### THE PROBLEM
Find the lines holding "signal" and copy them.

### SUPPLIED MATERIAL
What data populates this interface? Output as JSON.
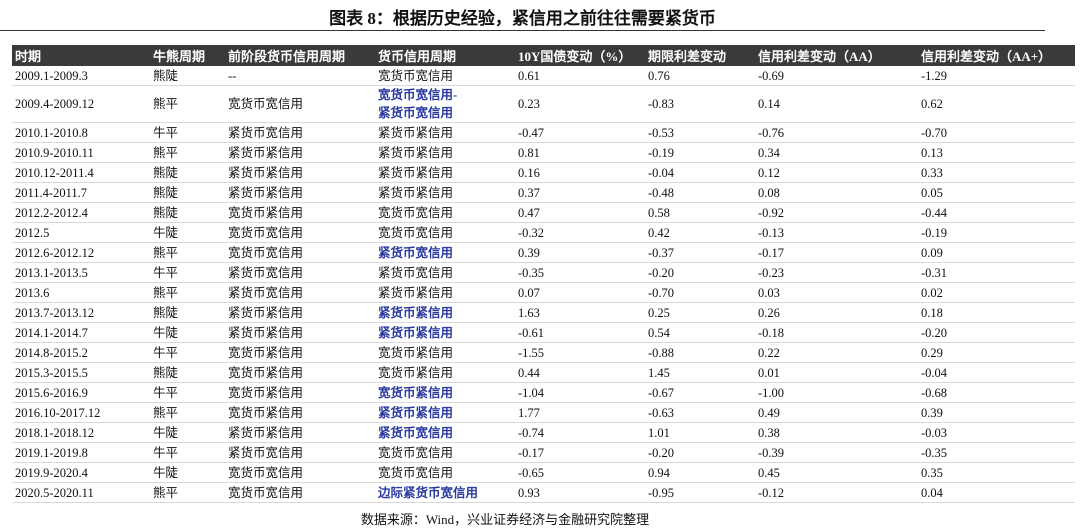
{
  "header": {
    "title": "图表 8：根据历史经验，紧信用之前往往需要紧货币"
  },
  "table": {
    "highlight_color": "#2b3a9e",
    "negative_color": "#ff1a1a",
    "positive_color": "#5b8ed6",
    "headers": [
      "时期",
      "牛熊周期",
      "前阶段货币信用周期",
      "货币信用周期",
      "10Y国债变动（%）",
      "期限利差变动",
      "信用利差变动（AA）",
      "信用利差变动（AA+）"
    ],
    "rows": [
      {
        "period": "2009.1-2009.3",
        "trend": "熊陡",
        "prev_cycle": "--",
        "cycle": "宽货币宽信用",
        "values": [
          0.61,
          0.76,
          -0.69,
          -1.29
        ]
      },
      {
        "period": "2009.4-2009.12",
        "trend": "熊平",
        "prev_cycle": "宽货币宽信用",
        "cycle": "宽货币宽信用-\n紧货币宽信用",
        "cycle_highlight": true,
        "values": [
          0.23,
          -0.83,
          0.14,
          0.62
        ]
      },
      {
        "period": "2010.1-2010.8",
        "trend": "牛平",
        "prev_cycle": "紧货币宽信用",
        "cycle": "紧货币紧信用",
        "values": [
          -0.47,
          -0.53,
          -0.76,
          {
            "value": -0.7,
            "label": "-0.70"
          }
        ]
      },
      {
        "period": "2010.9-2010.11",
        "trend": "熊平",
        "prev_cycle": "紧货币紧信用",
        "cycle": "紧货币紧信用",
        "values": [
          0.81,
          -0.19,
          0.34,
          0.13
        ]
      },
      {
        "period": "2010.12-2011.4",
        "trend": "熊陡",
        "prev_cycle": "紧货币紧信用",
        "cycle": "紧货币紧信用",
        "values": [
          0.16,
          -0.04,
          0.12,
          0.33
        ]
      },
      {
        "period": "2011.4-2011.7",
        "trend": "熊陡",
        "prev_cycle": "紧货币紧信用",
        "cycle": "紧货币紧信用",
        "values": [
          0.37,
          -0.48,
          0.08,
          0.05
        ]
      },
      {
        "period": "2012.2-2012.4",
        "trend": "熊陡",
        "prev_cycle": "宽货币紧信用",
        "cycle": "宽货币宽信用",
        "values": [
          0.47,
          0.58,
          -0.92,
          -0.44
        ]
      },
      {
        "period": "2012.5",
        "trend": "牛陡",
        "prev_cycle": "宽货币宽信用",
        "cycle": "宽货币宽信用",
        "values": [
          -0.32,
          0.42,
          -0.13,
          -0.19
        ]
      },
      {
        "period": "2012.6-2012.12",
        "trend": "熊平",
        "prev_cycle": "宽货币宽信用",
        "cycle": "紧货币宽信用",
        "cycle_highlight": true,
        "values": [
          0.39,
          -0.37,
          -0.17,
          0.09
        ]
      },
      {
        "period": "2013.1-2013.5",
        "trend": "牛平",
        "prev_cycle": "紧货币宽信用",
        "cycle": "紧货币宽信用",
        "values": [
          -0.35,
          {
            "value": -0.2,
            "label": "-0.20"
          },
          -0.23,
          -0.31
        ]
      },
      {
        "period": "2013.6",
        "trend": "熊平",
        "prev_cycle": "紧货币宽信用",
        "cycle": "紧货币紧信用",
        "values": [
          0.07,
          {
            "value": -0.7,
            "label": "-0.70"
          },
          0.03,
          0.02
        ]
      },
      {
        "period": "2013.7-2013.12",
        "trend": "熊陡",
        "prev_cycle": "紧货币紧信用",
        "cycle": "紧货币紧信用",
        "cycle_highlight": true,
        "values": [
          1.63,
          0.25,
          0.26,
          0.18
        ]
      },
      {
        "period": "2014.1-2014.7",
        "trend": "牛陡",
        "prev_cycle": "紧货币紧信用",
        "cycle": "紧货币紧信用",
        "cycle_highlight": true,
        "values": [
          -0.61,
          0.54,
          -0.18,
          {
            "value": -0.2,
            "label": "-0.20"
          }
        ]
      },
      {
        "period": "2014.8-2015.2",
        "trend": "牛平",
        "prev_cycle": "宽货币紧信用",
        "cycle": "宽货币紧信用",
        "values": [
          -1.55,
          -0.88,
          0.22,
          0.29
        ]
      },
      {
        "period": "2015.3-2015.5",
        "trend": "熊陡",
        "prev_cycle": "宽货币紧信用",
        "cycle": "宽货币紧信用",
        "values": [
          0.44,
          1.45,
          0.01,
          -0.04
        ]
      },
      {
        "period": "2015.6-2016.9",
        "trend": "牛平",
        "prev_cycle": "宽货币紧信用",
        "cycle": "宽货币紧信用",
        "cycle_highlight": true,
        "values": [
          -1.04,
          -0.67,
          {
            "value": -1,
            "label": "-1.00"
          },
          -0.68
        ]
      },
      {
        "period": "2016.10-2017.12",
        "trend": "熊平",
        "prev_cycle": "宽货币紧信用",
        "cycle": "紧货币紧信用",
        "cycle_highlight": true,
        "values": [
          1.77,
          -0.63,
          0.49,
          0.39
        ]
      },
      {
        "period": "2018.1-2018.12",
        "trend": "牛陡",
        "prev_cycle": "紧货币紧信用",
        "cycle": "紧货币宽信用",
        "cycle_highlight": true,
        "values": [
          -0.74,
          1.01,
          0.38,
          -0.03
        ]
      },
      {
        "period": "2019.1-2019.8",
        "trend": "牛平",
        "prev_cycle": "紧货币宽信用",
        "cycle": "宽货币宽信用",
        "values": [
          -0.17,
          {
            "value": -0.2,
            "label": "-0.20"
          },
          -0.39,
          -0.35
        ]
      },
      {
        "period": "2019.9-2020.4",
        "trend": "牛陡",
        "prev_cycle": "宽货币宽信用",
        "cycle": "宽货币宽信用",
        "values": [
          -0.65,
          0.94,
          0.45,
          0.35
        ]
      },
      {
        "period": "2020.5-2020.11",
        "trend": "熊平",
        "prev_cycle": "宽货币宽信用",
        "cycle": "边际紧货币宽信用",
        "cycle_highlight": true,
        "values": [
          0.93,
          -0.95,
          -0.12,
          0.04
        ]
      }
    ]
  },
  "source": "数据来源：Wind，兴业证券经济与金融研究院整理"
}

* * *

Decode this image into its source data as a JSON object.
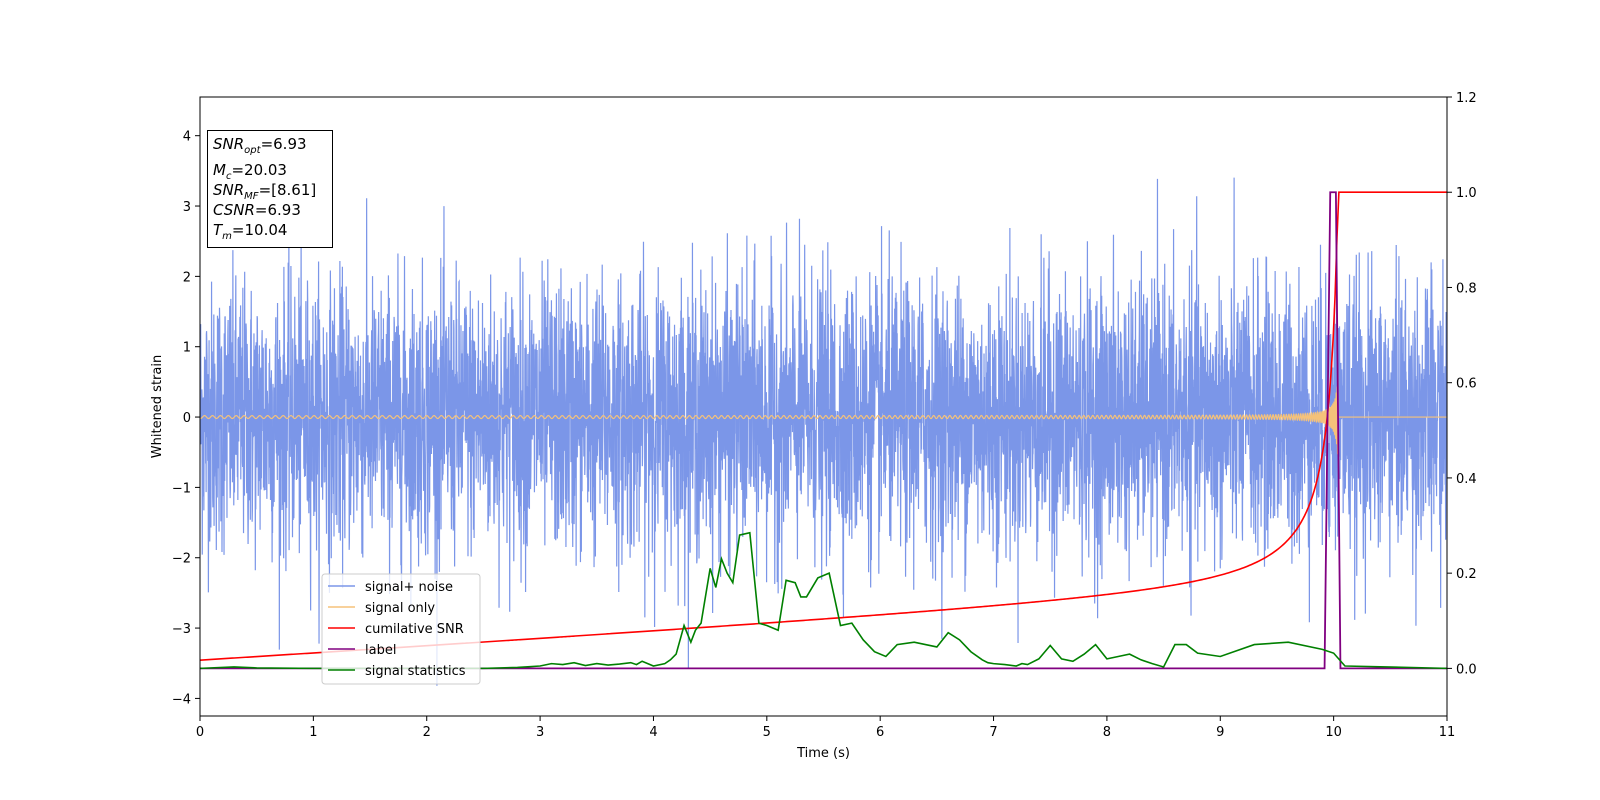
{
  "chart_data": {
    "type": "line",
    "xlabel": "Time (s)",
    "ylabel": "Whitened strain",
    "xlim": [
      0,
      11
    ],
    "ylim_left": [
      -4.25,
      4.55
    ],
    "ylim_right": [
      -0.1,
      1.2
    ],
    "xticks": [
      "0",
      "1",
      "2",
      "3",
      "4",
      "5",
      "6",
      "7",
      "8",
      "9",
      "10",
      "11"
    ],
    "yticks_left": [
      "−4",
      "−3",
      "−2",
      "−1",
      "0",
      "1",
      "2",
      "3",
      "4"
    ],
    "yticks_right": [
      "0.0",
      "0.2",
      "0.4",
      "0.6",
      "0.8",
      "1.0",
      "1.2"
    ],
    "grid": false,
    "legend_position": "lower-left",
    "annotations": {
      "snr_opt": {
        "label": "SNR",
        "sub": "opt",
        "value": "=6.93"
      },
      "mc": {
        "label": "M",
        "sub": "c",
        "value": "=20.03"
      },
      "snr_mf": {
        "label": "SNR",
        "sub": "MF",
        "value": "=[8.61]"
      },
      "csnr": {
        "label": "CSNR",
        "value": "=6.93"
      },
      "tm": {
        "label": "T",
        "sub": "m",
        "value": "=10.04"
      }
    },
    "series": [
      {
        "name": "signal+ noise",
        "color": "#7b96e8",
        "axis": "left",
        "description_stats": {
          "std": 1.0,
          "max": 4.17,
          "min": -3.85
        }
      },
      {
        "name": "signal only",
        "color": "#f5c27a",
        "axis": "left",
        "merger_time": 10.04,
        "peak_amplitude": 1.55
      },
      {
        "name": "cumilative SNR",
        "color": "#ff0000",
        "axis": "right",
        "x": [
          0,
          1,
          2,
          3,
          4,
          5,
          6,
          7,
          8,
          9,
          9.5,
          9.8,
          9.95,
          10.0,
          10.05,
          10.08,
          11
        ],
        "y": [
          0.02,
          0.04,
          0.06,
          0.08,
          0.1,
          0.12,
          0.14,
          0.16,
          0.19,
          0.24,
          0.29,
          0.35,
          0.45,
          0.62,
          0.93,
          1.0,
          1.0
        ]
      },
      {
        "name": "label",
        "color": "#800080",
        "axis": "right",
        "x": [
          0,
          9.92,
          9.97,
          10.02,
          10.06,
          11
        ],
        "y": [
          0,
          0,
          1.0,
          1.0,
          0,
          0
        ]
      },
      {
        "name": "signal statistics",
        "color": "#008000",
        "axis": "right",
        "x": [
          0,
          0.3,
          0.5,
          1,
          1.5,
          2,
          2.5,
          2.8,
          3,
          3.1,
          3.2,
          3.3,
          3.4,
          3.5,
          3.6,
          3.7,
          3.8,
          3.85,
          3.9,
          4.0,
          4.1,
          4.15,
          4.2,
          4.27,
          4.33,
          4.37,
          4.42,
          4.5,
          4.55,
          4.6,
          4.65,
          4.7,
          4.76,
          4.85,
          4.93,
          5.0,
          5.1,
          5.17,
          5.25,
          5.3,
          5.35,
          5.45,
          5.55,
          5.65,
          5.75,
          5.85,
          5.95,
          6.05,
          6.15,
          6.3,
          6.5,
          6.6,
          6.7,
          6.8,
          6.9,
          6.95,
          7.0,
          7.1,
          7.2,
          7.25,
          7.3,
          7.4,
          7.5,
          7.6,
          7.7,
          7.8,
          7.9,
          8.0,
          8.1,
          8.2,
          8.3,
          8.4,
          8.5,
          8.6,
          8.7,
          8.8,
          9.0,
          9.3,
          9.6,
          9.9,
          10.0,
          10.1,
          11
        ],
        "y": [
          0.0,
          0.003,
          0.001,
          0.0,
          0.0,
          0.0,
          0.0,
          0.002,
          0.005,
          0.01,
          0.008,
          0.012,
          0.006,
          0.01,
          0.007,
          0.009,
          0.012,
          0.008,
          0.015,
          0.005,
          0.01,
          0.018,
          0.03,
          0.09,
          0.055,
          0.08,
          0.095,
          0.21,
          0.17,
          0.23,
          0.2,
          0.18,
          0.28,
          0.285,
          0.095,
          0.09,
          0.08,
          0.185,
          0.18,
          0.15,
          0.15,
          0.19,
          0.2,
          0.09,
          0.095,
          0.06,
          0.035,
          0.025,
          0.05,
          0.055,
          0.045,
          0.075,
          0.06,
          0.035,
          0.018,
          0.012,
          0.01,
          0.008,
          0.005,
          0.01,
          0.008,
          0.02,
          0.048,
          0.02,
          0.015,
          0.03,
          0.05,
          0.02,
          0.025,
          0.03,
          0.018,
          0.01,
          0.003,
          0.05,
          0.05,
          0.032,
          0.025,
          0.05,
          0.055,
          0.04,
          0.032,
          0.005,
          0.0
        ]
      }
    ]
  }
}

==

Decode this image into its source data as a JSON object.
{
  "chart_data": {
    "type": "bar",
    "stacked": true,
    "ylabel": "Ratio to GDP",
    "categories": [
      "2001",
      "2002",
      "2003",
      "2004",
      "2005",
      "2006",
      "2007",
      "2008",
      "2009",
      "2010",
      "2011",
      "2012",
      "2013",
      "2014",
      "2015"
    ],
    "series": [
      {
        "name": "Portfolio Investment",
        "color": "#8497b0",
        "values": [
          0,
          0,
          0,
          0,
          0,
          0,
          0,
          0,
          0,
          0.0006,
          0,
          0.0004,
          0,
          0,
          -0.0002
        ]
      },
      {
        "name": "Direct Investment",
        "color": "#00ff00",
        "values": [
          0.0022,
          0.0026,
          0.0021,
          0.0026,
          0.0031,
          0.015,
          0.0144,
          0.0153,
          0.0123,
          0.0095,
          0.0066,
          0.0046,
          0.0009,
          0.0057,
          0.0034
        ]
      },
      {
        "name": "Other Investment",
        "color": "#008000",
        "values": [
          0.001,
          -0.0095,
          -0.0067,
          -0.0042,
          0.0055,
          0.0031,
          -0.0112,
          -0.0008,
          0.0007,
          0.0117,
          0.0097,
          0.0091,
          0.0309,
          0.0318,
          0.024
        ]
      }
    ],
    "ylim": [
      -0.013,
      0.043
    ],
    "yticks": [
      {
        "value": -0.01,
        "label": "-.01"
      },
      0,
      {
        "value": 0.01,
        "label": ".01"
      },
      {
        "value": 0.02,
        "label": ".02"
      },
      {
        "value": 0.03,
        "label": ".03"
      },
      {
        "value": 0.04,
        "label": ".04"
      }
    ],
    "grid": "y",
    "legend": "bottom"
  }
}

### WORKED SOLUTION
        "name": "signal+ noise",
        "name": "signal only",
        "name": "signal statistics",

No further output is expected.